### EXERCISE DESCRIPTION
In the records below, find each line containing the word "triangle" and copy it.

### ENTRIES PROVIDED

>>

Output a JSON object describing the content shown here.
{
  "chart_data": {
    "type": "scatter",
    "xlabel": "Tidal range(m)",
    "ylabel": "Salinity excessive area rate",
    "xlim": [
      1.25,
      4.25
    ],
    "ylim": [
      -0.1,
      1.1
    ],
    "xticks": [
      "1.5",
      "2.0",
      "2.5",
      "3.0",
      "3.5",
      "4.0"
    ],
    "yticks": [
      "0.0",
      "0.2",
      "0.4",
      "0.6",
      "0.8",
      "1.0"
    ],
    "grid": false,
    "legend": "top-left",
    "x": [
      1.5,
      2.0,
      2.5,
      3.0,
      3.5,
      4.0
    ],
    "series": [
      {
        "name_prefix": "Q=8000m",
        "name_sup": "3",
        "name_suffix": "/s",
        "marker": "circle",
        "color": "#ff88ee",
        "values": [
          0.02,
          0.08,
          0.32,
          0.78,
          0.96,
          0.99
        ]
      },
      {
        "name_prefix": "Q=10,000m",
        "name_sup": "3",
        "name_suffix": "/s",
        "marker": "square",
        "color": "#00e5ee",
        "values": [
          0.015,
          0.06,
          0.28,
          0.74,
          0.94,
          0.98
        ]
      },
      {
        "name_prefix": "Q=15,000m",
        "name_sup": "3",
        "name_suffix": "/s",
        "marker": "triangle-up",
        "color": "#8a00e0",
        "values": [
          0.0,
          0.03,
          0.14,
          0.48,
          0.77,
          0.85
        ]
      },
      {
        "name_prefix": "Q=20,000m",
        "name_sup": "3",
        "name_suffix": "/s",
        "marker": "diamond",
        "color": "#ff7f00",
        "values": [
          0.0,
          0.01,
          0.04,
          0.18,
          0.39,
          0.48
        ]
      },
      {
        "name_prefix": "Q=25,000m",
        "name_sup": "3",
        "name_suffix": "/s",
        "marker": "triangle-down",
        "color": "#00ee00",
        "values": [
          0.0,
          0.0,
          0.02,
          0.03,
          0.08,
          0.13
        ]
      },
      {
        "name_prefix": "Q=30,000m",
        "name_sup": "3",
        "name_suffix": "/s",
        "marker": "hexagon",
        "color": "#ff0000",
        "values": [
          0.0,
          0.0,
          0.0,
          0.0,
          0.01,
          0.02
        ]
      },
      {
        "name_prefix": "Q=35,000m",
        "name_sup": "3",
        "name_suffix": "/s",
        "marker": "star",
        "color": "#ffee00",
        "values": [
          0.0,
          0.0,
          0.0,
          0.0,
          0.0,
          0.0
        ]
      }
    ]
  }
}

<<

### ANSWER FOR THIS EXERCISE
        "marker": "triangle-up",
        "marker": "triangle-down",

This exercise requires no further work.